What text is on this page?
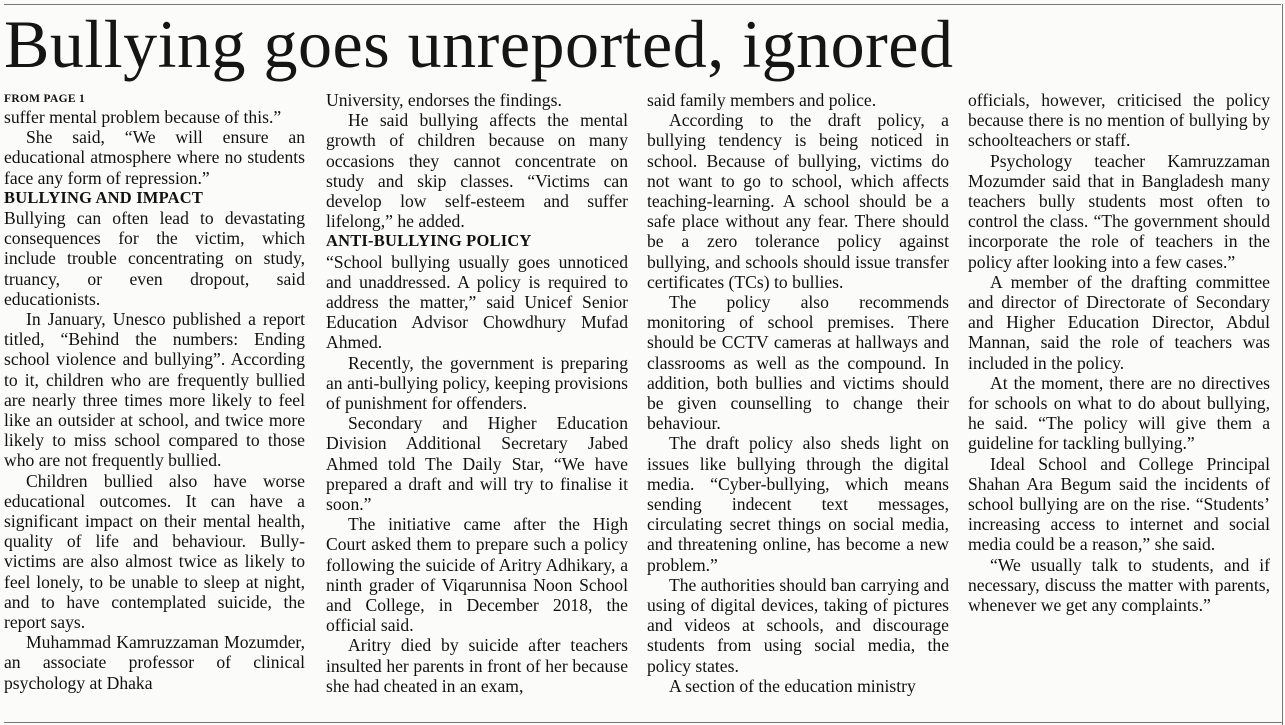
Bullying goes unreported, ignored
FROM PAGE 1

suffer mental problem because of this.”

She said, “We will ensure an educational atmosphere where no students face any form of repression.”

BULLYING AND IMPACT

Bullying can often lead to devastating consequences for the victim, which include trouble concentrating on study, truancy, or even dropout, said educationists.

In January, Unesco published a report titled, “Behind the numbers: Ending school violence and bullying”. According to it, children who are frequently bullied are nearly three times more likely to feel like an outsider at school, and twice more likely to miss school compared to those who are not frequently bullied.

Children bullied also have worse educational outcomes. It can have a significant impact on their mental health, quality of life and behaviour. Bully-victims are also almost twice as likely to feel lonely, to be unable to sleep at night, and to have contemplated suicide, the report says.

Muhammad Kamruzzaman Mozumder, an associate professor of clinical psychology at Dhaka

University, endorses the findings.

He said bullying affects the mental growth of children because on many occasions they cannot concentrate on study and skip classes. “Victims can develop low self-esteem and suffer lifelong,” he added.

ANTI-BULLYING POLICY

“School bullying usually goes unnoticed and unaddressed. A policy is required to address the matter,” said Unicef Senior Education Advisor Chowdhury Mufad Ahmed.

Recently, the government is preparing an anti-bullying policy, keeping provisions of punishment for offenders.

Secondary and Higher Education Division Additional Secretary Jabed Ahmed told The Daily Star, “We have prepared a draft and will try to finalise it soon.”

The initiative came after the High Court asked them to prepare such a policy following the suicide of Aritry Adhikary, a ninth grader of Viqarunnisa Noon School and College, in December 2018, the official said.

Aritry died by suicide after teachers insulted her parents in front of her because she had cheated in an exam,

said family members and police.

According to the draft policy, a bullying tendency is being noticed in school. Because of bullying, victims do not want to go to school, which affects teaching-learning. A school should be a safe place without any fear. There should be a zero tolerance policy against bullying, and schools should issue transfer certificates (TCs) to bullies.

The policy also recommends monitoring of school premises. There should be CCTV cameras at hallways and classrooms as well as the compound. In addition, both bullies and victims should be given counselling to change their behaviour.

The draft policy also sheds light on issues like bullying through the digital media. “Cyber-bullying, which means sending indecent text messages, circulating secret things on social media, and threatening online, has become a new problem.”

The authorities should ban carrying and using of digital devices, taking of pictures and videos at schools, and discourage students from using social media, the policy states.

A section of the education ministry

officials, however, criticised the policy because there is no mention of bullying by schoolteachers or staff.

Psychology teacher Kamruzzaman Mozumder said that in Bangladesh many teachers bully students most often to control the class. “The government should incorporate the role of teachers in the policy after looking into a few cases.”

A member of the drafting committee and director of Directorate of Secondary and Higher Education Director, Abdul Mannan, said the role of teachers was included in the policy.

At the moment, there are no directives for schools on what to do about bullying, he said. “The policy will give them a guideline for tackling bullying.”

Ideal School and College Principal Shahan Ara Begum said the incidents of school bullying are on the rise. “Students’ increasing access to internet and social media could be a reason,” she said.

“We usually talk to students, and if necessary, discuss the matter with parents, whenever we get any complaints.”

※ ※ ※

Restate the full listing verbatim and drop every picture.

What text is on this page?
Bullying goes unreported, ignored
FROM PAGE 1

suffer mental problem because of this.”

She said, “We will ensure an educational atmosphere where no students face any form of repression.”

BULLYING AND IMPACT

Bullying can often lead to devastating consequences for the victim, which include trouble concentrating on study, truancy, or even dropout, said educationists.

In January, Unesco published a report titled, “Behind the numbers: Ending school violence and bullying”. According to it, children who are frequently bullied are nearly three times more likely to feel like an outsider at school, and twice more likely to miss school compared to those who are not frequently bullied.

Children bullied also have worse educational outcomes. It can have a significant impact on their mental health, quality of life and behaviour. Bully-victims are also almost twice as likely to feel lonely, to be unable to sleep at night, and to have contemplated suicide, the report says.

Muhammad Kamruzzaman Mozumder, an associate professor of clinical psychology at Dhaka

University, endorses the findings.

He said bullying affects the mental growth of children because on many occasions they cannot concentrate on study and skip classes. “Victims can develop low self-esteem and suffer lifelong,” he added.

ANTI-BULLYING POLICY

“School bullying usually goes unnoticed and unaddressed. A policy is required to address the matter,” said Unicef Senior Education Advisor Chowdhury Mufad Ahmed.

Recently, the government is preparing an anti-bullying policy, keeping provisions of punishment for offenders.

Secondary and Higher Education Division Additional Secretary Jabed Ahmed told The Daily Star, “We have prepared a draft and will try to finalise it soon.”

The initiative came after the High Court asked them to prepare such a policy following the suicide of Aritry Adhikary, a ninth grader of Viqarunnisa Noon School and College, in December 2018, the official said.

Aritry died by suicide after teachers insulted her parents in front of her because she had cheated in an exam,

said family members and police.

According to the draft policy, a bullying tendency is being noticed in school. Because of bullying, victims do not want to go to school, which affects teaching-learning. A school should be a safe place without any fear. There should be a zero tolerance policy against bullying, and schools should issue transfer certificates (TCs) to bullies.

The policy also recommends monitoring of school premises. There should be CCTV cameras at hallways and classrooms as well as the compound. In addition, both bullies and victims should be given counselling to change their behaviour.

The draft policy also sheds light on issues like bullying through the digital media. “Cyber-bullying, which means sending indecent text messages, circulating secret things on social media, and threatening online, has become a new problem.”

The authorities should ban carrying and using of digital devices, taking of pictures and videos at schools, and discourage students from using social media, the policy states.

A section of the education ministry

officials, however, criticised the policy because there is no mention of bullying by schoolteachers or staff.

Psychology teacher Kamruzzaman Mozumder said that in Bangladesh many teachers bully students most often to control the class. “The government should incorporate the role of teachers in the policy after looking into a few cases.”

A member of the drafting committee and director of Directorate of Secondary and Higher Education Director, Abdul Mannan, said the role of teachers was included in the policy.

At the moment, there are no directives for schools on what to do about bullying, he said. “The policy will give them a guideline for tackling bullying.”

Ideal School and College Principal Shahan Ara Begum said the incidents of school bullying are on the rise. “Students’ increasing access to internet and social media could be a reason,” she said.

“We usually talk to students, and if necessary, discuss the matter with parents, whenever we get any complaints.”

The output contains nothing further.